_Objective_:
Reproduce every line of the items below verbatim, omitting the pictures.

_Data for the task_:
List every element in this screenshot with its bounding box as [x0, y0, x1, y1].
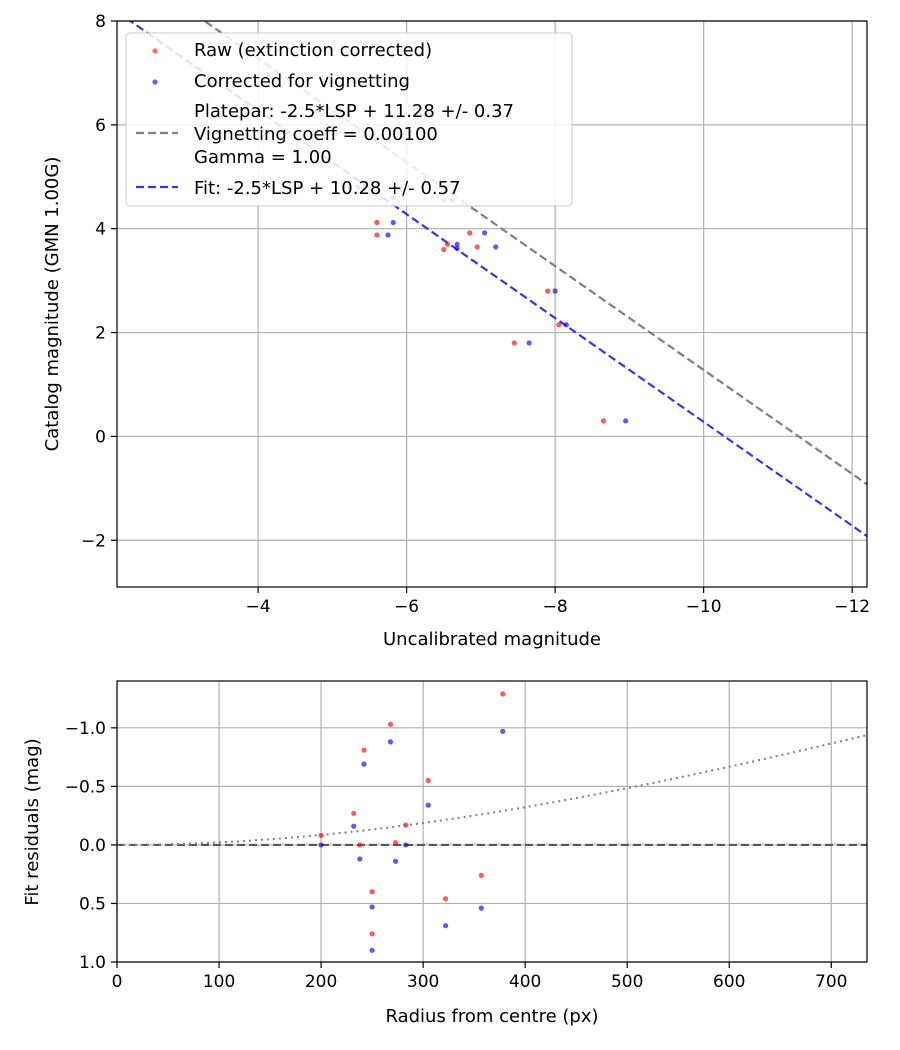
corrected-for-vignetting-point [385, 232, 391, 238]
y-tick-label: 2 [95, 324, 106, 344]
legend-label-platepar-line3: Gamma = 1.00 [194, 147, 332, 168]
corrected-for-vignetting-point [454, 241, 460, 247]
legend: Raw (extinction corrected) Corrected for… [125, 32, 573, 207]
bottom-scatter-points [318, 691, 506, 953]
raw-residuals-point [369, 889, 375, 895]
corrected-residuals-point [387, 739, 394, 745]
legend-label-platepar-line1: Platepar: -2.5*LSP + 11.28 +/- 0.37 [194, 101, 514, 122]
y-tick-label: −1.0 [65, 719, 106, 739]
bottom-ticks: 0 100 200 300 400 500 600 700 1.0 0.5 0.0 −0.5 −1.0 [65, 719, 848, 992]
corrected-residuals-point [318, 842, 324, 848]
y-tick-label: −0.5 [65, 777, 106, 797]
legend-label-raw: Raw (extinction corrected) [194, 40, 432, 61]
raw-residuals-point [425, 777, 431, 784]
raw-residuals-point [369, 931, 375, 937]
corrected-residuals-point [392, 858, 399, 864]
y-tick-label: 6 [95, 116, 106, 136]
x-tick-label: 100 [203, 972, 235, 992]
corrected-for-vignetting-point [526, 340, 532, 346]
bottom-xlabel: Radius from centre (px) [385, 1006, 598, 1027]
vignetting-curve [117, 734, 867, 846]
raw-extinction-corrected-point [441, 246, 447, 253]
x-tick-label: −8 [543, 597, 568, 617]
corrected-for-vignetting-point [563, 322, 569, 328]
x-tick-label: −12 [834, 597, 870, 617]
top-axes-frame [116, 20, 868, 588]
raw-residuals-point [357, 842, 363, 848]
corrected-residuals-point [500, 728, 506, 734]
legend-label-platepar-line2: Vignetting coeff = 0.00100 [194, 124, 438, 145]
corrected-for-vignetting-point [493, 244, 499, 250]
raw-residuals-point [403, 822, 409, 828]
legend-marker-corrected [152, 79, 158, 85]
corrected-residuals-point [403, 842, 409, 848]
raw-extinction-corrected-point [545, 288, 551, 294]
corrected-residuals-point [369, 904, 375, 910]
legend-box [125, 32, 573, 207]
fit-2-5-lsp-10-28-0-57 [128, 21, 867, 538]
x-tick-label: 500 [611, 972, 643, 992]
corrected-for-vignetting-point [481, 230, 488, 236]
corrected-residuals-point [442, 923, 449, 929]
y-tick-label: 1.0 [79, 953, 106, 973]
top-fit-lines [128, 21, 867, 538]
raw-extinction-corrected-point [474, 244, 480, 250]
bottom-ylabel: Fit residuals (mag) [22, 738, 43, 905]
raw-residuals-point [361, 747, 367, 753]
raw-residuals-point [387, 721, 394, 727]
corrected-residuals-point [351, 823, 357, 829]
y-tick-label: −2 [81, 531, 106, 551]
raw-extinction-corrected-point [374, 232, 380, 238]
corrected-residuals-point [357, 856, 363, 862]
top-ticks: −4 −6 −8 −10 −12 −2 0 2 4 6 8 [81, 12, 870, 617]
raw-residuals-point [392, 839, 399, 846]
raw-extinction-corrected-point [556, 322, 562, 328]
corrected-residuals-point [361, 761, 367, 767]
x-tick-label: −6 [394, 597, 419, 617]
raw-residuals-point [500, 691, 506, 697]
corrected-residuals-point [478, 905, 484, 911]
legend-label-corrected: Corrected for vignetting [194, 71, 410, 92]
y-tick-label: 0.0 [79, 836, 106, 856]
x-tick-label: −4 [246, 597, 271, 617]
raw-residuals-point [351, 810, 357, 816]
raw-extinction-corrected-point [374, 219, 380, 226]
corrected-for-vignetting-point [390, 219, 396, 226]
bottom-axes-frame [116, 680, 868, 963]
corrected-residuals-point [369, 947, 375, 953]
platepar-line [202, 21, 867, 486]
x-tick-label: 600 [713, 972, 745, 992]
raw-extinction-corrected-point [511, 340, 517, 346]
corrected-for-vignetting-point [454, 245, 460, 252]
raw-extinction-corrected-point [444, 241, 451, 247]
corrected-for-vignetting-point [552, 288, 558, 294]
legend-marker-raw [152, 48, 158, 54]
legend-label-fit: Fit: -2.5*LSP + 10.28 +/- 0.57 [194, 178, 461, 199]
x-tick-label: 400 [509, 972, 541, 992]
x-tick-label: 0 [112, 972, 123, 992]
raw-residuals-point [318, 832, 324, 839]
raw-residuals-point [442, 896, 449, 902]
x-tick-label: −10 [686, 597, 722, 617]
y-tick-label: 0 [95, 427, 106, 447]
x-tick-label: 300 [407, 972, 439, 992]
y-tick-label: 8 [95, 12, 106, 32]
corrected-residuals-point [425, 802, 431, 808]
top-ylabel: Catalog magnitude (GMN 1.00G) [42, 157, 63, 452]
corrected-for-vignetting-point [623, 418, 629, 424]
x-tick-label: 700 [815, 972, 847, 992]
raw-extinction-corrected-point [600, 418, 606, 424]
y-tick-label: 4 [95, 220, 106, 240]
top-xlabel: Uncalibrated magnitude [383, 629, 601, 650]
raw-residuals-point [478, 872, 484, 878]
raw-extinction-corrected-point [467, 230, 473, 236]
bottom-reference-lines [117, 734, 867, 847]
y-tick-label: 0.5 [79, 894, 106, 914]
x-tick-label: 200 [305, 972, 337, 992]
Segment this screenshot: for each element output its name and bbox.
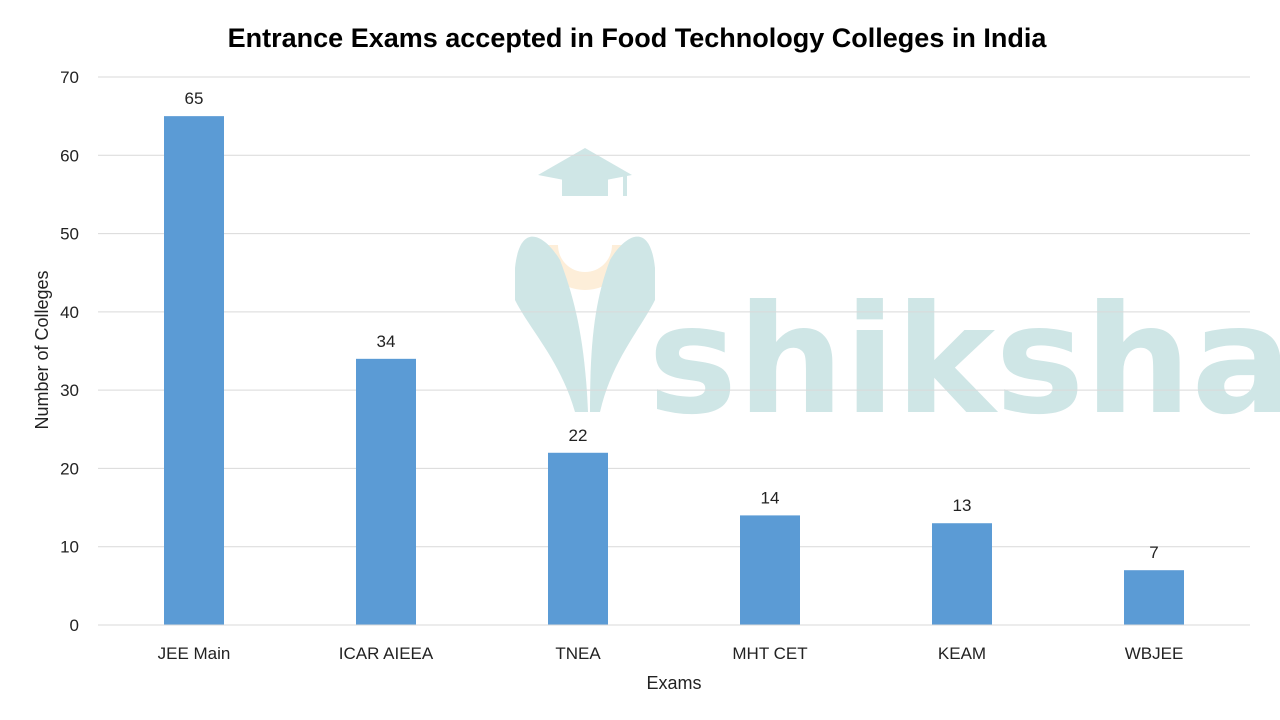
y-tick-label: 0	[70, 616, 79, 635]
y-tick-label: 40	[60, 303, 79, 322]
data-label: 34	[377, 332, 396, 351]
y-tick-label: 30	[60, 381, 79, 400]
bar-tnea	[548, 452, 608, 625]
x-tick-label: TNEA	[555, 644, 601, 663]
gridlines	[98, 76, 1250, 548]
bars	[164, 116, 1184, 626]
data-label: 65	[185, 89, 204, 108]
data-labels: 65 34 22 14 13 7	[185, 89, 1159, 562]
y-axis-label: Number of Colleges	[32, 270, 52, 429]
x-tick-label: ICAR AIEEA	[339, 644, 434, 663]
y-tick-label: 70	[60, 68, 79, 87]
y-axis-ticks: 0 10 20 30 40 50 60 70	[60, 68, 79, 635]
bar-keam	[932, 523, 992, 625]
x-tick-label: MHT CET	[732, 644, 807, 663]
watermark-text: shiksha	[648, 274, 1280, 448]
graduation-cap-icon	[538, 148, 632, 196]
data-label: 7	[1149, 543, 1158, 562]
y-tick-label: 50	[60, 225, 79, 244]
bar-wbjee	[1124, 570, 1184, 625]
y-tick-label: 60	[60, 146, 79, 165]
data-label: 13	[953, 496, 972, 515]
y-tick-label: 10	[60, 538, 79, 557]
shiksha-logo-emblem	[515, 236, 655, 412]
x-tick-label: WBJEE	[1125, 644, 1184, 663]
x-axis-label: Exams	[646, 673, 701, 693]
data-label: 14	[761, 488, 780, 507]
bar-jee-main	[164, 116, 224, 626]
bar-icar-aieea	[356, 358, 416, 625]
x-tick-label: KEAM	[938, 644, 986, 663]
y-tick-label: 20	[60, 459, 79, 478]
shiksha-watermark: shiksha	[515, 148, 1280, 448]
chart-title: Entrance Exams accepted in Food Technolo…	[228, 23, 1048, 53]
bar-mht-cet	[740, 515, 800, 625]
data-label: 22	[569, 426, 588, 445]
x-tick-label: JEE Main	[158, 644, 231, 663]
x-axis-ticks: JEE Main ICAR AIEEA TNEA MHT CET KEAM WBJEE	[158, 644, 1184, 663]
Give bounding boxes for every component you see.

_Answer to the exercise_:
List every element in this screenshot with its bounding box as [x0, y0, x1, y1].
corrected-for-vignetting-point [385, 232, 391, 238]
y-tick-label: 2 [95, 324, 106, 344]
legend-label-platepar-line3: Gamma = 1.00 [194, 147, 332, 168]
corrected-for-vignetting-point [454, 241, 460, 247]
legend: Raw (extinction corrected) Corrected for… [125, 32, 573, 207]
bottom-scatter-points [318, 691, 506, 953]
raw-residuals-point [369, 889, 375, 895]
corrected-residuals-point [387, 739, 394, 745]
legend-label-platepar-line1: Platepar: -2.5*LSP + 11.28 +/- 0.37 [194, 101, 514, 122]
y-tick-label: −1.0 [65, 719, 106, 739]
bottom-ticks: 0 100 200 300 400 500 600 700 1.0 0.5 0.0 −0.5 −1.0 [65, 719, 848, 992]
corrected-residuals-point [318, 842, 324, 848]
y-tick-label: −0.5 [65, 777, 106, 797]
legend-label-raw: Raw (extinction corrected) [194, 40, 432, 61]
raw-residuals-point [425, 777, 431, 784]
raw-residuals-point [369, 931, 375, 937]
corrected-residuals-point [392, 858, 399, 864]
y-tick-label: 6 [95, 116, 106, 136]
x-tick-label: 100 [203, 972, 235, 992]
corrected-for-vignetting-point [526, 340, 532, 346]
bottom-xlabel: Radius from centre (px) [385, 1006, 598, 1027]
vignetting-curve [117, 734, 867, 846]
raw-extinction-corrected-point [441, 246, 447, 253]
x-tick-label: −8 [543, 597, 568, 617]
corrected-for-vignetting-point [563, 322, 569, 328]
x-tick-label: −12 [834, 597, 870, 617]
top-axes-frame [116, 20, 868, 588]
raw-residuals-point [357, 842, 363, 848]
corrected-residuals-point [500, 728, 506, 734]
legend-label-platepar-line2: Vignetting coeff = 0.00100 [194, 124, 438, 145]
corrected-for-vignetting-point [493, 244, 499, 250]
raw-residuals-point [403, 822, 409, 828]
legend-marker-corrected [152, 79, 158, 85]
corrected-residuals-point [403, 842, 409, 848]
raw-extinction-corrected-point [545, 288, 551, 294]
corrected-residuals-point [369, 904, 375, 910]
legend-box [125, 32, 573, 207]
fit-2-5-lsp-10-28-0-57 [128, 21, 867, 538]
x-tick-label: 500 [611, 972, 643, 992]
corrected-for-vignetting-point [481, 230, 488, 236]
corrected-residuals-point [442, 923, 449, 929]
y-tick-label: 1.0 [79, 953, 106, 973]
top-fit-lines [128, 21, 867, 538]
raw-extinction-corrected-point [474, 244, 480, 250]
bottom-ylabel: Fit residuals (mag) [22, 738, 43, 905]
raw-residuals-point [361, 747, 367, 753]
raw-residuals-point [387, 721, 394, 727]
corrected-residuals-point [351, 823, 357, 829]
y-tick-label: −2 [81, 531, 106, 551]
raw-extinction-corrected-point [374, 232, 380, 238]
corrected-residuals-point [357, 856, 363, 862]
top-ticks: −4 −6 −8 −10 −12 −2 0 2 4 6 8 [81, 12, 870, 617]
raw-residuals-point [392, 839, 399, 846]
raw-extinction-corrected-point [556, 322, 562, 328]
corrected-residuals-point [361, 761, 367, 767]
x-tick-label: −6 [394, 597, 419, 617]
raw-residuals-point [500, 691, 506, 697]
corrected-residuals-point [478, 905, 484, 911]
legend-label-corrected: Corrected for vignetting [194, 71, 410, 92]
y-tick-label: 0.0 [79, 836, 106, 856]
x-tick-label: −4 [246, 597, 271, 617]
raw-residuals-point [351, 810, 357, 816]
raw-extinction-corrected-point [374, 219, 380, 226]
corrected-for-vignetting-point [390, 219, 396, 226]
bottom-axes-frame [116, 680, 868, 963]
corrected-residuals-point [369, 947, 375, 953]
platepar-line [202, 21, 867, 486]
x-tick-label: 600 [713, 972, 745, 992]
raw-extinction-corrected-point [511, 340, 517, 346]
corrected-for-vignetting-point [454, 245, 460, 252]
raw-extinction-corrected-point [444, 241, 451, 247]
corrected-for-vignetting-point [552, 288, 558, 294]
legend-marker-raw [152, 48, 158, 54]
legend-label-fit: Fit: -2.5*LSP + 10.28 +/- 0.57 [194, 178, 461, 199]
x-tick-label: 400 [509, 972, 541, 992]
x-tick-label: 0 [112, 972, 123, 992]
raw-residuals-point [318, 832, 324, 839]
raw-residuals-point [442, 896, 449, 902]
x-tick-label: −10 [686, 597, 722, 617]
y-tick-label: 0 [95, 427, 106, 447]
x-tick-label: 300 [407, 972, 439, 992]
y-tick-label: 8 [95, 12, 106, 32]
corrected-residuals-point [425, 802, 431, 808]
top-ylabel: Catalog magnitude (GMN 1.00G) [42, 157, 63, 452]
corrected-for-vignetting-point [623, 418, 629, 424]
x-tick-label: 700 [815, 972, 847, 992]
raw-extinction-corrected-point [600, 418, 606, 424]
y-tick-label: 4 [95, 220, 106, 240]
top-xlabel: Uncalibrated magnitude [383, 629, 601, 650]
raw-residuals-point [478, 872, 484, 878]
raw-extinction-corrected-point [467, 230, 473, 236]
bottom-reference-lines [117, 734, 867, 847]
y-tick-label: 0.5 [79, 894, 106, 914]
x-tick-label: 200 [305, 972, 337, 992]
Segment this screenshot: for each element output its name and bbox.
y-tick-label: 0	[70, 616, 79, 635]
y-tick-label: 40	[60, 303, 79, 322]
data-label: 34	[377, 332, 396, 351]
y-tick-label: 30	[60, 381, 79, 400]
bar-tnea	[548, 452, 608, 625]
x-tick-label: TNEA	[555, 644, 601, 663]
gridlines	[98, 76, 1250, 548]
bars	[164, 116, 1184, 626]
data-label: 65	[185, 89, 204, 108]
data-labels: 65 34 22 14 13 7	[185, 89, 1159, 562]
y-axis-label: Number of Colleges	[32, 270, 52, 429]
x-tick-label: ICAR AIEEA	[339, 644, 434, 663]
y-tick-label: 70	[60, 68, 79, 87]
y-axis-ticks: 0 10 20 30 40 50 60 70	[60, 68, 79, 635]
bar-keam	[932, 523, 992, 625]
x-tick-label: MHT CET	[732, 644, 807, 663]
watermark-text: shiksha	[648, 274, 1280, 448]
graduation-cap-icon	[538, 148, 632, 196]
data-label: 7	[1149, 543, 1158, 562]
y-tick-label: 50	[60, 225, 79, 244]
bar-wbjee	[1124, 570, 1184, 625]
y-tick-label: 60	[60, 146, 79, 165]
data-label: 13	[953, 496, 972, 515]
y-tick-label: 10	[60, 538, 79, 557]
shiksha-logo-emblem	[515, 236, 655, 412]
x-tick-label: WBJEE	[1125, 644, 1184, 663]
x-axis-label: Exams	[646, 673, 701, 693]
data-label: 14	[761, 488, 780, 507]
bar-jee-main	[164, 116, 224, 626]
bar-icar-aieea	[356, 358, 416, 625]
x-tick-label: KEAM	[938, 644, 986, 663]
y-tick-label: 20	[60, 459, 79, 478]
shiksha-watermark: shiksha	[515, 148, 1280, 448]
chart-title: Entrance Exams accepted in Food Technolo…	[228, 23, 1048, 53]
bar-mht-cet	[740, 515, 800, 625]
data-label: 22	[569, 426, 588, 445]
x-tick-label: JEE Main	[158, 644, 231, 663]
x-axis-ticks: JEE Main ICAR AIEEA TNEA MHT CET KEAM WBJEE	[158, 644, 1184, 663]
Give bounding boxes for every component you see.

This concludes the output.